→ **TEXT SECTION**:
* start *
Commentary

AR: A New Human Interface -- and the Next Killer App?

What becomes a killer app? How does an application go from being merely great to becoming a must-have?

Now a bona fide trend, augmented reality (AR) will eventually have its killer app: the implementation that makes it -- and AR as the delivery platform -- indispensable. Before that transformational step can occur, however, it's essential to understand AR for what it is: a new human interface.

AR is a breakthrough way of experiencing interactivity, of enabling us to explore scenarios that don't exist in the "real" world. It's a new paradigm that encompasses anything digital or virtual that "crosses over" into the real environment. By inserting ourselves in the scene, being the hero of our own game, we've redefined our relationship with the computer, and with digital media.

Start with the video input itself. With video providing a form of computer vision, the machine can now read the physical world and create a "realistic" relationship with its surroundings, in real time. Yet for all of their computational power, PCs have lacked context. They don't know what's in their environment -- at least, they haven't, until now.

This is where Moore's Law kicks in: capabilities and application knowledge are growing almost exponentially. Interactive has taken this trajectory - from clicks to touch, to face tracking, to gestural triggers, to measuring positions along multiple dimensions, altering the person/machine relationship fundamentally. These are bridges along the path to the computer's increasing prowess at responding to our environment. If the pundits are right, computers will pack the equivalent of human intelligence by 2020.
* end *
→ **PROBLEMS TO SOLVE**:
a: In the AR commentary, transcribe everything from "AR is a breakthrough" down to "with digital media.".
b: According to the AR commentary, by what year will computers pack the equivalent of human intelligence if the pundits are right?
c: Using the AR commentary, explain how we have redefined our relationship with the computer and with digital media.

→ **RECORD EXTRACTS**:
* start *
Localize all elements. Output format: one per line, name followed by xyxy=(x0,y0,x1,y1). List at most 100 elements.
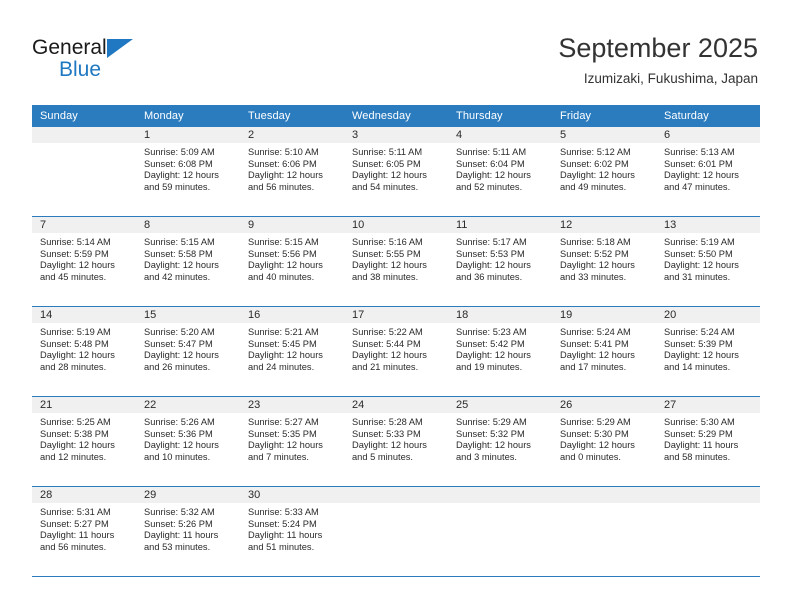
calendar-day-cell[interactable]: 2 Sunrise: 5:10 AM Sunset: 6:06 PM Daylight… xyxy=(240,127,344,216)
sunset-time: Sunset: 5:30 PM xyxy=(560,428,629,439)
day-sun-info: Sunrise: 5:12 AM Sunset: 6:02 PM Daylight:… xyxy=(552,143,656,193)
calendar-day-cell[interactable]: 26 Sunrise: 5:29 AM Sunset: 5:30 PM Dayligh… xyxy=(552,397,656,486)
sunrise-time: Sunrise: 5:18 AM xyxy=(560,237,631,247)
calendar-day-cell[interactable]: 15 Sunrise: 5:20 AM Sunset: 5:47 PM Dayligh… xyxy=(136,307,240,396)
sunset-time: Sunset: 5:29 PM xyxy=(664,428,733,439)
sunset-time: Sunset: 5:48 PM xyxy=(40,338,109,349)
calendar-day-cell[interactable]: 24 Sunrise: 5:28 AM Sunset: 5:33 PM Dayligh… xyxy=(344,397,448,486)
weekday-header-thursday: Thursday xyxy=(456,110,503,122)
sunset-time: Sunset: 5:41 PM xyxy=(560,338,629,349)
day-sun-info: Sunrise: 5:18 AM Sunset: 5:52 PM Daylight:… xyxy=(552,233,656,283)
day-number xyxy=(344,487,448,503)
calendar-day-cell[interactable]: 8 Sunrise: 5:15 AM Sunset: 5:58 PM Daylight… xyxy=(136,217,240,306)
sunset-time: Sunset: 6:05 PM xyxy=(352,158,421,169)
calendar-day-cell[interactable]: 28 Sunrise: 5:31 AM Sunset: 5:27 PM Dayligh… xyxy=(32,487,136,576)
day-number xyxy=(552,487,656,503)
sunset-time: Sunset: 5:50 PM xyxy=(664,248,733,259)
daylight-duration-line1: Daylight: 11 hours xyxy=(144,530,219,541)
calendar-day-cell[interactable]: 19 Sunrise: 5:24 AM Sunset: 5:41 PM Dayligh… xyxy=(552,307,656,396)
calendar-day-cell[interactable]: 29 Sunrise: 5:32 AM Sunset: 5:26 PM Dayligh… xyxy=(136,487,240,576)
daylight-duration-line2: and 31 minutes. xyxy=(664,271,731,282)
calendar-day-cell[interactable]: 7 Sunrise: 5:14 AM Sunset: 5:59 PM Daylight… xyxy=(32,217,136,306)
sunset-time: Sunset: 6:08 PM xyxy=(144,158,213,169)
day-number xyxy=(656,487,760,503)
day-sun-info: Sunrise: 5:22 AM Sunset: 5:44 PM Daylight:… xyxy=(344,323,448,373)
sunrise-time: Sunrise: 5:23 AM xyxy=(456,327,527,337)
day-sun-info: Sunrise: 5:19 AM Sunset: 5:50 PM Daylight:… xyxy=(656,233,760,283)
calendar-day-cell[interactable]: 6 Sunrise: 5:13 AM Sunset: 6:01 PM Daylight… xyxy=(656,127,760,216)
daylight-duration-line2: and 36 minutes. xyxy=(456,271,523,282)
day-sun-info: Sunrise: 5:31 AM Sunset: 5:27 PM Daylight:… xyxy=(32,503,136,553)
sunset-time: Sunset: 5:59 PM xyxy=(40,248,109,259)
calendar-day-cell[interactable]: 21 Sunrise: 5:25 AM Sunset: 5:38 PM Dayligh… xyxy=(32,397,136,486)
day-number: 7 xyxy=(32,217,136,233)
sunset-time: Sunset: 5:47 PM xyxy=(144,338,213,349)
calendar-day-cell[interactable]: 16 Sunrise: 5:21 AM Sunset: 5:45 PM Dayligh… xyxy=(240,307,344,396)
calendar-day-cell[interactable]: 4 Sunrise: 5:11 AM Sunset: 6:04 PM Daylight… xyxy=(448,127,552,216)
sunrise-time: Sunrise: 5:11 AM xyxy=(456,147,527,157)
calendar-day-cell[interactable]: 20 Sunrise: 5:24 AM Sunset: 5:39 PM Dayligh… xyxy=(656,307,760,396)
day-number: 5 xyxy=(552,127,656,143)
sunset-time: Sunset: 5:26 PM xyxy=(144,518,213,529)
calendar-day-cell[interactable]: 1 Sunrise: 5:09 AM Sunset: 6:08 PM Daylight… xyxy=(136,127,240,216)
day-number: 21 xyxy=(32,397,136,413)
calendar-week-row: 21 Sunrise: 5:25 AM Sunset: 5:38 PM Dayligh… xyxy=(32,397,760,487)
daylight-duration-line1: Daylight: 12 hours xyxy=(40,350,115,361)
calendar-day-cell[interactable]: 5 Sunrise: 5:12 AM Sunset: 6:02 PM Daylight… xyxy=(552,127,656,216)
day-number: 15 xyxy=(136,307,240,323)
calendar-day-cell-empty xyxy=(32,127,136,216)
calendar-day-cell[interactable]: 30 Sunrise: 5:33 AM Sunset: 5:24 PM Dayligh… xyxy=(240,487,344,576)
daylight-duration-line1: Daylight: 12 hours xyxy=(456,170,531,181)
sunrise-time: Sunrise: 5:16 AM xyxy=(352,237,423,247)
day-number: 4 xyxy=(448,127,552,143)
general-blue-logo[interactable]: General Blue xyxy=(32,36,162,88)
calendar-day-cell[interactable]: 23 Sunrise: 5:27 AM Sunset: 5:35 PM Dayligh… xyxy=(240,397,344,486)
sunrise-time: Sunrise: 5:29 AM xyxy=(560,417,631,427)
calendar-day-cell[interactable]: 3 Sunrise: 5:11 AM Sunset: 6:05 PM Daylight… xyxy=(344,127,448,216)
day-sun-info: Sunrise: 5:11 AM Sunset: 6:05 PM Daylight:… xyxy=(344,143,448,193)
daylight-duration-line2: and 47 minutes. xyxy=(664,181,731,192)
day-sun-info: Sunrise: 5:19 AM Sunset: 5:48 PM Daylight:… xyxy=(32,323,136,373)
calendar-day-cell[interactable]: 22 Sunrise: 5:26 AM Sunset: 5:36 PM Dayligh… xyxy=(136,397,240,486)
calendar-day-cell[interactable]: 27 Sunrise: 5:30 AM Sunset: 5:29 PM Dayligh… xyxy=(656,397,760,486)
day-number xyxy=(448,487,552,503)
daylight-duration-line2: and 10 minutes. xyxy=(144,451,211,462)
title-block: September 2025 Izumizaki, Fukushima, Jap… xyxy=(558,32,758,88)
calendar-day-cell-empty xyxy=(448,487,552,576)
calendar-day-cell[interactable]: 25 Sunrise: 5:29 AM Sunset: 5:32 PM Dayligh… xyxy=(448,397,552,486)
daylight-duration-line2: and 24 minutes. xyxy=(248,361,315,372)
calendar-day-cell[interactable]: 18 Sunrise: 5:23 AM Sunset: 5:42 PM Dayligh… xyxy=(448,307,552,396)
daylight-duration-line1: Daylight: 12 hours xyxy=(144,260,219,271)
sunrise-time: Sunrise: 5:33 AM xyxy=(248,507,319,517)
sunrise-time: Sunrise: 5:30 AM xyxy=(664,417,735,427)
daylight-duration-line1: Daylight: 12 hours xyxy=(664,260,739,271)
calendar-day-cell[interactable]: 14 Sunrise: 5:19 AM Sunset: 5:48 PM Dayligh… xyxy=(32,307,136,396)
day-number: 18 xyxy=(448,307,552,323)
daylight-duration-line2: and 59 minutes. xyxy=(144,181,211,192)
day-sun-info: Sunrise: 5:11 AM Sunset: 6:04 PM Daylight:… xyxy=(448,143,552,193)
calendar-day-cell[interactable]: 9 Sunrise: 5:15 AM Sunset: 5:56 PM Daylight… xyxy=(240,217,344,306)
calendar-day-cell-empty xyxy=(552,487,656,576)
day-number: 14 xyxy=(32,307,136,323)
day-number: 16 xyxy=(240,307,344,323)
daylight-duration-line1: Daylight: 12 hours xyxy=(456,260,531,271)
day-number: 17 xyxy=(344,307,448,323)
day-number: 10 xyxy=(344,217,448,233)
calendar-day-cell[interactable]: 10 Sunrise: 5:16 AM Sunset: 5:55 PM Dayligh… xyxy=(344,217,448,306)
day-sun-info: Sunrise: 5:15 AM Sunset: 5:56 PM Daylight:… xyxy=(240,233,344,283)
calendar-week-row: 14 Sunrise: 5:19 AM Sunset: 5:48 PM Dayligh… xyxy=(32,307,760,397)
calendar-day-cell[interactable]: 11 Sunrise: 5:17 AM Sunset: 5:53 PM Dayligh… xyxy=(448,217,552,306)
sunrise-time: Sunrise: 5:28 AM xyxy=(352,417,423,427)
sunrise-time: Sunrise: 5:24 AM xyxy=(664,327,735,337)
daylight-duration-line2: and 33 minutes. xyxy=(560,271,627,282)
daylight-duration-line2: and 58 minutes. xyxy=(664,451,731,462)
sunset-time: Sunset: 5:52 PM xyxy=(560,248,629,259)
calendar-day-cell[interactable]: 13 Sunrise: 5:19 AM Sunset: 5:50 PM Dayligh… xyxy=(656,217,760,306)
calendar-day-cell[interactable]: 17 Sunrise: 5:22 AM Sunset: 5:44 PM Dayligh… xyxy=(344,307,448,396)
logo-text-blue: Blue xyxy=(59,58,102,81)
sunset-time: Sunset: 5:38 PM xyxy=(40,428,109,439)
calendar-day-cell[interactable]: 12 Sunrise: 5:18 AM Sunset: 5:52 PM Dayligh… xyxy=(552,217,656,306)
daylight-duration-line1: Daylight: 12 hours xyxy=(560,260,635,271)
calendar-week-row: 28 Sunrise: 5:31 AM Sunset: 5:27 PM Dayligh… xyxy=(32,487,760,577)
day-number: 29 xyxy=(136,487,240,503)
* end *
→ **RESPONSES**:
a:
AR is a breakthrough way of experiencing interactivity, of enabling us to explore scenarios that don't exist in the "real" world. It's a new paradigm that encompasses anything digital or virtual that "crosses over" into the real environment. By inserting ourselves in the scene, being the hero of our own game, we've redefined our relationship with the computer, and with digital media.

b: By 2020.

c: AR is a new way of experiencing interactivity that lets us explore scenarios that don't exist in the "real" world. By inserting ourselves in the scene and being the hero of our own game, we have redefined our relationship with the computer and with digital media.